The five panels are stretched and will be delivered ready to hang to any Australian address. To an overseas address they will be delivered at an extra cost of AUD400.
William King died in 2008
William considered himself an urban Aboriginal artist. He created images from a broader spectrum of Aboriginal art styles. William has been given media coverage in various News Papers and Periodicals and his paintings have been sold to a local as well as an international clientele.
He was born in 1966 in Katherine, in the Northern Territory of Australia. He is from the Gurindji and Wanyi tribes and his skin name is Jungala. From a young age, Bill (William) has shown an interest in art and was always sketching his ideas on paper.
In 1993 William was selected to exhibit in "The Gallery of Greater Victoria", in Bristish Columbia, Canada.
William considered himself an urban Aboriginal artist and created images from a broader spectrum of Aboriginal art styles. He called his paintings, earth, water, cloud, fire, bush and desert and earth images. He painted riverbeds as seen from an aerial perspective and showed the winding of the river that snakes its way through the land. Often he included campsites because they represent an important part of Aboriginal history. In traditional aboriginal society people were nomadic and would live in one location for as long as the environment would sustain them. During this time the people would sit around campfires where food would be cooked and shared and stories would be told and recreated.
William King was the most promising young and upcoming urban Indigenous artist I ever met and I can say that we both learned from each other. I worked closely with him for the first 5 years of my adventure into Aboriginal art. I sold many hundreds of his paintings and looked forward to a bright future working together with him.
Unfortunately, - life, reality and pressures took over and William at the end selected to work with somebody else. He died shortly after in 2008. He left behind two beautiful daughters who carry on painting their fathers dreamings'.

RECORD EXTRACTS.
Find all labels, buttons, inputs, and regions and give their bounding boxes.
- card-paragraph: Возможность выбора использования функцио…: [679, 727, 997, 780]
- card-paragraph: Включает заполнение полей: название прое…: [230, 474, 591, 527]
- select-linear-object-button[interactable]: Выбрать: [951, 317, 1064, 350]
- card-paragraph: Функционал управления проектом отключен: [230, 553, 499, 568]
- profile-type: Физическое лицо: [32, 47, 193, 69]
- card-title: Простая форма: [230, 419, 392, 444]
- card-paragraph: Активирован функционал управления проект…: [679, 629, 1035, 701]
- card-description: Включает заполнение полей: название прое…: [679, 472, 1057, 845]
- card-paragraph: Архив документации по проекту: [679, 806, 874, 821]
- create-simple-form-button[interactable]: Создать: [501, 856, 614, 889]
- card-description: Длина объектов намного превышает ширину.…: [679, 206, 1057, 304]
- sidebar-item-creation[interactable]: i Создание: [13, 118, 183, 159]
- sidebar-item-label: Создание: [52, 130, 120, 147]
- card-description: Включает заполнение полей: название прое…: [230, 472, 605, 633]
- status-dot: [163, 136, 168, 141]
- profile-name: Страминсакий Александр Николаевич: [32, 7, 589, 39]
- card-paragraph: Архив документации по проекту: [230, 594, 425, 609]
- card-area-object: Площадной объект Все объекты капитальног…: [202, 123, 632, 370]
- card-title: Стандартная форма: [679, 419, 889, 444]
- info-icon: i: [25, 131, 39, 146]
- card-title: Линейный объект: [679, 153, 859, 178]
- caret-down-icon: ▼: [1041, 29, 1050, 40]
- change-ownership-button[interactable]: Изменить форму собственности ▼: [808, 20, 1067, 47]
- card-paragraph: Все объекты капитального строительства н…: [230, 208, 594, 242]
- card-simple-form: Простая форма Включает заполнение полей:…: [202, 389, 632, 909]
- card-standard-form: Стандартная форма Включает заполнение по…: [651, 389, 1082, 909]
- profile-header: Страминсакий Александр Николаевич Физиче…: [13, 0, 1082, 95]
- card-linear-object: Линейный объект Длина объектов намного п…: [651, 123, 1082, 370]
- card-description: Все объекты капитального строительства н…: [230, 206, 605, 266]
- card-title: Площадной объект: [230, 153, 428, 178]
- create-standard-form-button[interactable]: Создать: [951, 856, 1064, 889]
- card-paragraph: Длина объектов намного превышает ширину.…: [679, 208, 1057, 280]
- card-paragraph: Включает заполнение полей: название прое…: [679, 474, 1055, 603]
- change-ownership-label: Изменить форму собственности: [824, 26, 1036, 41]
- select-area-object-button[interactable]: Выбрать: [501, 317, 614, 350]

WORK REQUEST. Please retype the part of the William King biography above from "William King died" to "ideas on paper.", keeping every word and punctuation mark unchanged.

RESULT FOR THIS TASK.
William King died in 2008
William considered himself an urban Aboriginal artist. He created images from a broader spectrum of Aboriginal art styles. William has been given media coverage in various News Papers and Periodicals and his paintings have been sold to a local as well as an international clientele.
He was born in 1966 in Katherine, in the Northern Territory of Australia. He is from the Gurindji and Wanyi tribes and his skin name is Jungala. From a young age, Bill (William) has shown an interest in art and was always sketching his ideas on paper.